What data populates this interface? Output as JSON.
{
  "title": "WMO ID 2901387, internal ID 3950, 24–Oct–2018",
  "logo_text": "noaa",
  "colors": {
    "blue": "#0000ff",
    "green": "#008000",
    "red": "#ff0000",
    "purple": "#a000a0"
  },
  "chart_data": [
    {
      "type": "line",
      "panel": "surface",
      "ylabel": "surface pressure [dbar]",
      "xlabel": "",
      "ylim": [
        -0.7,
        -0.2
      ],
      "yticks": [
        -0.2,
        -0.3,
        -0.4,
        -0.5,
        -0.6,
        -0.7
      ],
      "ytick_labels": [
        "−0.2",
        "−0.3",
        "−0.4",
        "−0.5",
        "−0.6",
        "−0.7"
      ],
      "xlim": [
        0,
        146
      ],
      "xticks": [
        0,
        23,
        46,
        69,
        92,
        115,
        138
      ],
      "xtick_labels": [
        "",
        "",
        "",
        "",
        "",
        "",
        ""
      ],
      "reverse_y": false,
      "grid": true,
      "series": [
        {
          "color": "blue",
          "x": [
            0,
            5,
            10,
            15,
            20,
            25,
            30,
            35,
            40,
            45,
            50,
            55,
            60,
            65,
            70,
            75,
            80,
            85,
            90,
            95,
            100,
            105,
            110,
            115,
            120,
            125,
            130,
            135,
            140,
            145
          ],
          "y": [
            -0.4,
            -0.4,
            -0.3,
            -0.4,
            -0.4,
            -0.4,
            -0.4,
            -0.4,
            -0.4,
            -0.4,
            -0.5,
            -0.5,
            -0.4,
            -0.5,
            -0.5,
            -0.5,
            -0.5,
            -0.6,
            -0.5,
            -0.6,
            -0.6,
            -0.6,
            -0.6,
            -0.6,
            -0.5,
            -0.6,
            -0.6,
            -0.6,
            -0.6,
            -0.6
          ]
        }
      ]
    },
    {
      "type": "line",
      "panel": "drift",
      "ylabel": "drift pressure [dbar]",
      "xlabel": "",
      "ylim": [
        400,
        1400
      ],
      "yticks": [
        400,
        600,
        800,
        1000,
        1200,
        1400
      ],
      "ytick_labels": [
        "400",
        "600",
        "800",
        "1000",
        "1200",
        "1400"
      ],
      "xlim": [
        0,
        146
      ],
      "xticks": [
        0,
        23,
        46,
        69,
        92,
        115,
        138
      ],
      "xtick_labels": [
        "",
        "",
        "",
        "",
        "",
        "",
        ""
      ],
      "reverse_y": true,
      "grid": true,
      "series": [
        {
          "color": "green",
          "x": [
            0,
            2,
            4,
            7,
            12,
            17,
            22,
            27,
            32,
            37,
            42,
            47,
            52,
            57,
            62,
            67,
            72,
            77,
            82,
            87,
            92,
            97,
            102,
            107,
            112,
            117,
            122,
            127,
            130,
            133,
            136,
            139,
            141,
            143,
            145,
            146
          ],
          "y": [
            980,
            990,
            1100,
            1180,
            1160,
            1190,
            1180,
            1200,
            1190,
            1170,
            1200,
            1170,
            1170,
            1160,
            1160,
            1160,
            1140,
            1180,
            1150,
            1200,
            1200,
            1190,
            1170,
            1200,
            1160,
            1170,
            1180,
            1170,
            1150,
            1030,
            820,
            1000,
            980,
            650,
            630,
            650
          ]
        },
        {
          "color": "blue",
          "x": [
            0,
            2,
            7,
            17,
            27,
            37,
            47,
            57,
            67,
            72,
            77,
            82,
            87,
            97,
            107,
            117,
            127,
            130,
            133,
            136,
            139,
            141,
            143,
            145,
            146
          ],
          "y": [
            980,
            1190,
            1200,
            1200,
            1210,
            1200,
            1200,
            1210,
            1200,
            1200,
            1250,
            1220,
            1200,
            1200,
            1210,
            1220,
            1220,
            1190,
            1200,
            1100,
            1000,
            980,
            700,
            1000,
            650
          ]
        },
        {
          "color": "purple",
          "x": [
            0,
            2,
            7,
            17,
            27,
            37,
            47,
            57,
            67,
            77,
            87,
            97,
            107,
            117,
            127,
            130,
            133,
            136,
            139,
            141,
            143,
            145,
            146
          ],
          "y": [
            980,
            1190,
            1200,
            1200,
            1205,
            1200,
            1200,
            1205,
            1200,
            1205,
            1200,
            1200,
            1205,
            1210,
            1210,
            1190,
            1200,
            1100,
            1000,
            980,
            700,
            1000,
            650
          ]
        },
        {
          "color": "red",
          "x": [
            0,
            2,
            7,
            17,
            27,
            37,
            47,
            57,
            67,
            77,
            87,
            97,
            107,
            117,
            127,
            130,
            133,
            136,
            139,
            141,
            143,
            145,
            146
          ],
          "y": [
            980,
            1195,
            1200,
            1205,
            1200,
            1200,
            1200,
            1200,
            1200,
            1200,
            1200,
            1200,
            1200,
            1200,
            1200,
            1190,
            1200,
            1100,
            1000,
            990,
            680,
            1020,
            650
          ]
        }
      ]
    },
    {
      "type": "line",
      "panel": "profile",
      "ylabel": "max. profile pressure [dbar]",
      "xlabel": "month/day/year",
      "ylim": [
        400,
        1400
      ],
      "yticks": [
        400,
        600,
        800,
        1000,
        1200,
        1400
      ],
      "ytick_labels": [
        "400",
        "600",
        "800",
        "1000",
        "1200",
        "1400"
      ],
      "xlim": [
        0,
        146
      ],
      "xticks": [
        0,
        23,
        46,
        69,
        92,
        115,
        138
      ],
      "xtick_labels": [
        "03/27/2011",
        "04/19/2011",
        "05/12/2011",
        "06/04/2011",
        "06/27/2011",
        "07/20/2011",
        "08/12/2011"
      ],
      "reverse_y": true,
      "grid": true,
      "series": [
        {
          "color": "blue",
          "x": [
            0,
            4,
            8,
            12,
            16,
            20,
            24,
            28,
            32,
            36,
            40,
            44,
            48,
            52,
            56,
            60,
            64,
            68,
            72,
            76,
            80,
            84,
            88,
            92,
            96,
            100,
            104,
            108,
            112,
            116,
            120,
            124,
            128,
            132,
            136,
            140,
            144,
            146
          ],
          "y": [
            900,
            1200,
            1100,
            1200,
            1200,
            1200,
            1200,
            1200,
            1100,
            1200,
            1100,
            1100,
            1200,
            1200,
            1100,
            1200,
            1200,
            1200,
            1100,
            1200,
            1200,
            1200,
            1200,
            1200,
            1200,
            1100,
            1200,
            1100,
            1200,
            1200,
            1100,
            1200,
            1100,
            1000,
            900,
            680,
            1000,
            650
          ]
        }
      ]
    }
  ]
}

★ ★ ★ ★ ★ ★ ★

== DIRECTIVE ==
Your task is to repeat every entry exactly.

== SOLUTION FOR THIS TASK ==
What data populates this interface? Output as JSON.
{
  "title": "WMO ID 2901387, internal ID 3950, 24–Oct–2018",
  "logo_text": "noaa",
  "colors": {
    "blue": "#0000ff",
    "green": "#008000",
    "red": "#ff0000",
    "purple": "#a000a0"
  },
  "chart_data": [
    {
      "type": "line",
      "panel": "surface",
      "ylabel": "surface pressure [dbar]",
      "xlabel": "",
      "ylim": [
        -0.7,
        -0.2
      ],
      "yticks": [
        -0.2,
        -0.3,
        -0.4,
        -0.5,
        -0.6,
        -0.7
      ],
      "ytick_labels": [
        "−0.2",
        "−0.3",
        "−0.4",
        "−0.5",
        "−0.6",
        "−0.7"
      ],
      "xlim": [
        0,
        146
      ],
      "xticks": [
        0,
        23,
        46,
        69,
        92,
        115,
        138
      ],
      "xtick_labels": [
        "",
        "",
        "",
        "",
        "",
        "",
        ""
      ],
      "reverse_y": false,
      "grid": true,
      "series": [
        {
          "color": "blue",
          "x": [
            0,
            5,
            10,
            15,
            20,
            25,
            30,
            35,
            40,
            45,
            50,
            55,
            60,
            65,
            70,
            75,
            80,
            85,
            90,
            95,
            100,
            105,
            110,
            115,
            120,
            125,
            130,
            135,
            140,
            145
          ],
          "y": [
            -0.4,
            -0.4,
            -0.3,
            -0.4,
            -0.4,
            -0.4,
            -0.4,
            -0.4,
            -0.4,
            -0.4,
            -0.5,
            -0.5,
            -0.4,
            -0.5,
            -0.5,
            -0.5,
            -0.5,
            -0.6,
            -0.5,
            -0.6,
            -0.6,
            -0.6,
            -0.6,
            -0.6,
            -0.5,
            -0.6,
            -0.6,
            -0.6,
            -0.6,
            -0.6
          ]
        }
      ]
    },
    {
      "type": "line",
      "panel": "drift",
      "ylabel": "drift pressure [dbar]",
      "xlabel": "",
      "ylim": [
        400,
        1400
      ],
      "yticks": [
        400,
        600,
        800,
        1000,
        1200,
        1400
      ],
      "ytick_labels": [
        "400",
        "600",
        "800",
        "1000",
        "1200",
        "1400"
      ],
      "xlim": [
        0,
        146
      ],
      "xticks": [
        0,
        23,
        46,
        69,
        92,
        115,
        138
      ],
      "xtick_labels": [
        "",
        "",
        "",
        "",
        "",
        "",
        ""
      ],
      "reverse_y": true,
      "grid": true,
      "series": [
        {
          "color": "green",
          "x": [
            0,
            2,
            4,
            7,
            12,
            17,
            22,
            27,
            32,
            37,
            42,
            47,
            52,
            57,
            62,
            67,
            72,
            77,
            82,
            87,
            92,
            97,
            102,
            107,
            112,
            117,
            122,
            127,
            130,
            133,
            136,
            139,
            141,
            143,
            145,
            146
          ],
          "y": [
            980,
            990,
            1100,
            1180,
            1160,
            1190,
            1180,
            1200,
            1190,
            1170,
            1200,
            1170,
            1170,
            1160,
            1160,
            1160,
            1140,
            1180,
            1150,
            1200,
            1200,
            1190,
            1170,
            1200,
            1160,
            1170,
            1180,
            1170,
            1150,
            1030,
            820,
            1000,
            980,
            650,
            630,
            650
          ]
        },
        {
          "color": "blue",
          "x": [
            0,
            2,
            7,
            17,
            27,
            37,
            47,
            57,
            67,
            72,
            77,
            82,
            87,
            97,
            107,
            117,
            127,
            130,
            133,
            136,
            139,
            141,
            143,
            145,
            146
          ],
          "y": [
            980,
            1190,
            1200,
            1200,
            1210,
            1200,
            1200,
            1210,
            1200,
            1200,
            1250,
            1220,
            1200,
            1200,
            1210,
            1220,
            1220,
            1190,
            1200,
            1100,
            1000,
            980,
            700,
            1000,
            650
          ]
        },
        {
          "color": "purple",
          "x": [
            0,
            2,
            7,
            17,
            27,
            37,
            47,
            57,
            67,
            77,
            87,
            97,
            107,
            117,
            127,
            130,
            133,
            136,
            139,
            141,
            143,
            145,
            146
          ],
          "y": [
            980,
            1190,
            1200,
            1200,
            1205,
            1200,
            1200,
            1205,
            1200,
            1205,
            1200,
            1200,
            1205,
            1210,
            1210,
            1190,
            1200,
            1100,
            1000,
            980,
            700,
            1000,
            650
          ]
        },
        {
          "color": "red",
          "x": [
            0,
            2,
            7,
            17,
            27,
            37,
            47,
            57,
            67,
            77,
            87,
            97,
            107,
            117,
            127,
            130,
            133,
            136,
            139,
            141,
            143,
            145,
            146
          ],
          "y": [
            980,
            1195,
            1200,
            1205,
            1200,
            1200,
            1200,
            1200,
            1200,
            1200,
            1200,
            1200,
            1200,
            1200,
            1200,
            1190,
            1200,
            1100,
            1000,
            990,
            680,
            1020,
            650
          ]
        }
      ]
    },
    {
      "type": "line",
      "panel": "profile",
      "ylabel": "max. profile pressure [dbar]",
      "xlabel": "month/day/year",
      "ylim": [
        400,
        1400
      ],
      "yticks": [
        400,
        600,
        800,
        1000,
        1200,
        1400
      ],
      "ytick_labels": [
        "400",
        "600",
        "800",
        "1000",
        "1200",
        "1400"
      ],
      "xlim": [
        0,
        146
      ],
      "xticks": [
        0,
        23,
        46,
        69,
        92,
        115,
        138
      ],
      "xtick_labels": [
        "03/27/2011",
        "04/19/2011",
        "05/12/2011",
        "06/04/2011",
        "06/27/2011",
        "07/20/2011",
        "08/12/2011"
      ],
      "reverse_y": true,
      "grid": true,
      "series": [
        {
          "color": "blue",
          "x": [
            0,
            4,
            8,
            12,
            16,
            20,
            24,
            28,
            32,
            36,
            40,
            44,
            48,
            52,
            56,
            60,
            64,
            68,
            72,
            76,
            80,
            84,
            88,
            92,
            96,
            100,
            104,
            108,
            112,
            116,
            120,
            124,
            128,
            132,
            136,
            140,
            144,
            146
          ],
          "y": [
            900,
            1200,
            1100,
            1200,
            1200,
            1200,
            1200,
            1200,
            1100,
            1200,
            1100,
            1100,
            1200,
            1200,
            1100,
            1200,
            1200,
            1200,
            1100,
            1200,
            1200,
            1200,
            1200,
            1200,
            1200,
            1100,
            1200,
            1100,
            1200,
            1200,
            1100,
            1200,
            1100,
            1000,
            900,
            680,
            1000,
            650
          ]
        }
      ]
    }
  ]
}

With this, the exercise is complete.